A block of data

----------------------------------------

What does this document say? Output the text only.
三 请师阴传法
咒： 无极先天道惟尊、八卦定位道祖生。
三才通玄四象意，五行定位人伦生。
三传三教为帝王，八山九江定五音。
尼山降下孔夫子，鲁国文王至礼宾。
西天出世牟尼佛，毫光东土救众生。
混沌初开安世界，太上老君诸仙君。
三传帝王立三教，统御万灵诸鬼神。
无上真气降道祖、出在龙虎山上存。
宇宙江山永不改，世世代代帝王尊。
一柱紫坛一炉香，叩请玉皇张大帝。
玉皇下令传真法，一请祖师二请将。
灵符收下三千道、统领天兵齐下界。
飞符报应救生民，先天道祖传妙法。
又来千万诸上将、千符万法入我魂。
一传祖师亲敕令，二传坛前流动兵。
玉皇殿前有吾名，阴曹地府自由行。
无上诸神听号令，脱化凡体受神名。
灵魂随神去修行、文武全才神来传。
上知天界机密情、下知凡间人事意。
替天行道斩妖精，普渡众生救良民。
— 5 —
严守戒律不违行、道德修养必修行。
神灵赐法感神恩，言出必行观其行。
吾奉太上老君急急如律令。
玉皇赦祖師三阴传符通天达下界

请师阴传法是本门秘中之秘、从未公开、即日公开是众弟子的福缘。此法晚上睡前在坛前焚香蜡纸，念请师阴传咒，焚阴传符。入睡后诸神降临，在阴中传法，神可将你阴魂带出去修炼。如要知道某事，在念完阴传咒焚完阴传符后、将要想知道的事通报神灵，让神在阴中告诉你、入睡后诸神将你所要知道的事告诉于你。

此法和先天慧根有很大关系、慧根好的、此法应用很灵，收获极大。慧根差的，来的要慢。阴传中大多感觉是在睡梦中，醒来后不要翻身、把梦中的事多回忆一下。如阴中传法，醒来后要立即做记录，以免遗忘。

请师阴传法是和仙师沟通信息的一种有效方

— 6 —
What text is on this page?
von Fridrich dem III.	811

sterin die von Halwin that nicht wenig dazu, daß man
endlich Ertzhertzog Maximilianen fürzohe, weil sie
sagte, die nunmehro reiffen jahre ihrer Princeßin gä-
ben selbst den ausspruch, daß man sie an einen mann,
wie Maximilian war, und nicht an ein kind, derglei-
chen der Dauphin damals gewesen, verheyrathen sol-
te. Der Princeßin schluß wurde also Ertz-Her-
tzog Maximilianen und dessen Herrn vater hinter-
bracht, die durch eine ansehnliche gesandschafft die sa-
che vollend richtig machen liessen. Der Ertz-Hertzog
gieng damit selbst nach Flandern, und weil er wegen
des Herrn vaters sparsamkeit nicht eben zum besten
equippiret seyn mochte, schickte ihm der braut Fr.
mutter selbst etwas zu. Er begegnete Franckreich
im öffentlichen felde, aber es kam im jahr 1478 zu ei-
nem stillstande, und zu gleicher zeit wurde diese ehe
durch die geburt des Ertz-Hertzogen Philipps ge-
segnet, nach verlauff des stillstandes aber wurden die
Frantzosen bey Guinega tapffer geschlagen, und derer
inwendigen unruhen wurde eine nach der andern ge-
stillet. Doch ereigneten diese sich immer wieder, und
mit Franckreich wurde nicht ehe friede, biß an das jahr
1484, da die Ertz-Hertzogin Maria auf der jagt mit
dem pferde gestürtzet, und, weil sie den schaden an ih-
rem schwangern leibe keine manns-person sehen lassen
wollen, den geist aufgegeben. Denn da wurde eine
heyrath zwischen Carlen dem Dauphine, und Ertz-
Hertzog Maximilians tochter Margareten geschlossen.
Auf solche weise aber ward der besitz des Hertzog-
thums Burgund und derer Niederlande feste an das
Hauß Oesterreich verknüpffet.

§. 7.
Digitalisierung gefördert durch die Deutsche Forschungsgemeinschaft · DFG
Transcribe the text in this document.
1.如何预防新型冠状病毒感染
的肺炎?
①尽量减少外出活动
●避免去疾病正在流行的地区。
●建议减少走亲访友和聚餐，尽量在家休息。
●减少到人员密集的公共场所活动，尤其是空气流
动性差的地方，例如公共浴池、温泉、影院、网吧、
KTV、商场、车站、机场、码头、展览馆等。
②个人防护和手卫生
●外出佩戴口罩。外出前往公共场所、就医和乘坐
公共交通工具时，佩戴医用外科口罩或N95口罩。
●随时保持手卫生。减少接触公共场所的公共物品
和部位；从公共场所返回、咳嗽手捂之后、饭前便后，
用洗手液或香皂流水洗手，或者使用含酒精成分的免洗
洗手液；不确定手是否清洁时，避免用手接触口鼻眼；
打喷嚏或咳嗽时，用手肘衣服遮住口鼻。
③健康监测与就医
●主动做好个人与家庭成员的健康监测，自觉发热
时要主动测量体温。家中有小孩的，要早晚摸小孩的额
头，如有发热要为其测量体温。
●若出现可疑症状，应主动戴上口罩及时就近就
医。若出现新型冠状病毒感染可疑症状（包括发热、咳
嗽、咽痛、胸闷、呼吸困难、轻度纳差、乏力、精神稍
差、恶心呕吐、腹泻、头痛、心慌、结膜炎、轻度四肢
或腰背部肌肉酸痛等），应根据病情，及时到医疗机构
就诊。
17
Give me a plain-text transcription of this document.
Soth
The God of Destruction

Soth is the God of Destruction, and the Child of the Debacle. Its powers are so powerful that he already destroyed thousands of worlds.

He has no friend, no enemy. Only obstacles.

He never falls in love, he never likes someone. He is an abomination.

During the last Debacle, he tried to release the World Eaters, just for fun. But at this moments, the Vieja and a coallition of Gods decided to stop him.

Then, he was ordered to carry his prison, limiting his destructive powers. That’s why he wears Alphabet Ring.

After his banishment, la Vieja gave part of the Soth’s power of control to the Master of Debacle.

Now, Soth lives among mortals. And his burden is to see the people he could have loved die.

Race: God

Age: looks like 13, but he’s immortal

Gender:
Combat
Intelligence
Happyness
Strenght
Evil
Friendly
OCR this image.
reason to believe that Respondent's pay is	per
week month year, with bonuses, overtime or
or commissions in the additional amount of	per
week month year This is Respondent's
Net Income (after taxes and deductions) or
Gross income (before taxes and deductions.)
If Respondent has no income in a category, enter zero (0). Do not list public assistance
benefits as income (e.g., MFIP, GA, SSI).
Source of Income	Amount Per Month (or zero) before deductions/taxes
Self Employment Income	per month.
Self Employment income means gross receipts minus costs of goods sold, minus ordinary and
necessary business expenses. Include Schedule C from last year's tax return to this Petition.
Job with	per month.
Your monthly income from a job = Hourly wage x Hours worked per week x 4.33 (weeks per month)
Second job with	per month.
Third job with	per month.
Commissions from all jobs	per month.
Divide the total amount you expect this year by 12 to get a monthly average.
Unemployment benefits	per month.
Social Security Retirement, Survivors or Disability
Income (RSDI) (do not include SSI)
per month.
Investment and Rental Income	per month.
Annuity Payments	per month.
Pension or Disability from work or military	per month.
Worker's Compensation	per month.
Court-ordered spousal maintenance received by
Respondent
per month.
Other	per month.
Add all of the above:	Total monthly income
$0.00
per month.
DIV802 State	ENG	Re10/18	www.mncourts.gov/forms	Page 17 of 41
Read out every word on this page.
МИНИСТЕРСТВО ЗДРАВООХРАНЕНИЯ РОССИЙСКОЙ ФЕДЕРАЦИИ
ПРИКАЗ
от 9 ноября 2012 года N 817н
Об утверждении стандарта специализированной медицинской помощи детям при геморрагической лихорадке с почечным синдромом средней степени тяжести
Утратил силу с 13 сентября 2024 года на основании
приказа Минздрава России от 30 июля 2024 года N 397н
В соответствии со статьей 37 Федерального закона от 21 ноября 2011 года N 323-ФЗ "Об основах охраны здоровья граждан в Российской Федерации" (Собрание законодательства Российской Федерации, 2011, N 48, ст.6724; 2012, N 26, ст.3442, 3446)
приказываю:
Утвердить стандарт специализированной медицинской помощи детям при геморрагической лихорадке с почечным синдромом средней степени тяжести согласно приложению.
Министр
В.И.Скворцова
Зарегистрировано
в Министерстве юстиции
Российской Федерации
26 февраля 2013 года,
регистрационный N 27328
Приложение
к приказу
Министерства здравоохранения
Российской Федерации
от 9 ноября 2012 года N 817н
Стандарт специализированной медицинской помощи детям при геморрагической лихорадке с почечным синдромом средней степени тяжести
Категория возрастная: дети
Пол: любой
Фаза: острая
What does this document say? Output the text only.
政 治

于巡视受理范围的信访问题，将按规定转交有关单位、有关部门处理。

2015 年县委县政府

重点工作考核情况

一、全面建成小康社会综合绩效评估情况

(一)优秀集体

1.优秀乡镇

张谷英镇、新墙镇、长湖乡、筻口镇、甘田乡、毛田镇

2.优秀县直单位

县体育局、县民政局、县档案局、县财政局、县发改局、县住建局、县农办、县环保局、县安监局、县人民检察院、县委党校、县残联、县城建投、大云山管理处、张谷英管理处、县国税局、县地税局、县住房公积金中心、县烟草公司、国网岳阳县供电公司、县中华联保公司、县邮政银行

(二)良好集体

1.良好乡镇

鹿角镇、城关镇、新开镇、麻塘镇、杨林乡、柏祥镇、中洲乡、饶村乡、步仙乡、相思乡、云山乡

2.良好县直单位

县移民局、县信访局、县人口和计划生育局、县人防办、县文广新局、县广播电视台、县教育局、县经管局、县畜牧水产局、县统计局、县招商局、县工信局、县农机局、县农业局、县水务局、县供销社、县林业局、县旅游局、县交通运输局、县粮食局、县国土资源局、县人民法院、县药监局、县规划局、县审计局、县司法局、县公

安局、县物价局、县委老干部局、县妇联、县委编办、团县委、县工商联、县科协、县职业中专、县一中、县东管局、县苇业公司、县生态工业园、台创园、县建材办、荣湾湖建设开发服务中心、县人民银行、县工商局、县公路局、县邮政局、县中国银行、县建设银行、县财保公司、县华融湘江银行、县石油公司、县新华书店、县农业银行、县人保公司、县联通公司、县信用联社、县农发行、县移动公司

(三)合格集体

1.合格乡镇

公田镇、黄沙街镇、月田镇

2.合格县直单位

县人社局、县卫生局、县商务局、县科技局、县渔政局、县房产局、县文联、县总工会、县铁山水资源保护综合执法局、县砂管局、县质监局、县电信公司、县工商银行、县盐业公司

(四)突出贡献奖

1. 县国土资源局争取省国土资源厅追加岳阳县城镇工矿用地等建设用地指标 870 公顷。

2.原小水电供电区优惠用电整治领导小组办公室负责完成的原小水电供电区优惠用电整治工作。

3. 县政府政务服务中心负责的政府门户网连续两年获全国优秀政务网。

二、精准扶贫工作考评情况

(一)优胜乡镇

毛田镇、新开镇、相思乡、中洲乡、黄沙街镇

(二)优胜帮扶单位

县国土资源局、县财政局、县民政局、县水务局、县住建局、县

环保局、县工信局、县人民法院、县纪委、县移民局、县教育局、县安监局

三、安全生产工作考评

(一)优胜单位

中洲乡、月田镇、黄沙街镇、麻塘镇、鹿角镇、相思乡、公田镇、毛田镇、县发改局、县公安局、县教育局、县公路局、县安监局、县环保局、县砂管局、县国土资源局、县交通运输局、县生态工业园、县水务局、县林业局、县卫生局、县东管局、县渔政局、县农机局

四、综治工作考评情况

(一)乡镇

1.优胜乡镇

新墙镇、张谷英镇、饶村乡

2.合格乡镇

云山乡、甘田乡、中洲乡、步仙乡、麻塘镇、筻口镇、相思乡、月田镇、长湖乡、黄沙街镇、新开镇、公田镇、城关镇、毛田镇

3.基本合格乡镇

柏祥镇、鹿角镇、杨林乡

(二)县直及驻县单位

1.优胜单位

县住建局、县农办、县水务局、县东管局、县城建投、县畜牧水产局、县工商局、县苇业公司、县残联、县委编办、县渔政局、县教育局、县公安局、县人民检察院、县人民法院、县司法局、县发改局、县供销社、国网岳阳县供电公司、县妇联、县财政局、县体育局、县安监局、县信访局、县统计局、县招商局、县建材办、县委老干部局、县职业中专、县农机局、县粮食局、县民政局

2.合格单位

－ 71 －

----------------------------------------

> _GIVEN INSTRUCTION_: From the entries above, pull out each line that includes "县生态工业园".

> _RESULT OF THE TASK_:
安局、县物价局、县委老干部局、县妇联、县委编办、团县委、县工商联、县科协、县职业中专、县一中、县东管局、县苇业公司、县生态工业园、台创园、县建材办、荣湾湖建设开发服务中心、县人民银行、县工商局、县公路局、县邮政局、县中国银行、县建设银行、县财保公司、县华融湘江银行、县石油公司、县新华书店、县农业银行、县人保公司、县联通公司、县信用联社、县农发行、县移动公司
中洲乡、月田镇、黄沙街镇、麻塘镇、鹿角镇、相思乡、公田镇、毛田镇、县发改局、县公安局、县教育局、县公路局、县安监局、县环保局、县砂管局、县国土资源局、县交通运输局、县生态工业园、县水务局、县林业局、县卫生局、县东管局、县渔政局、县农机局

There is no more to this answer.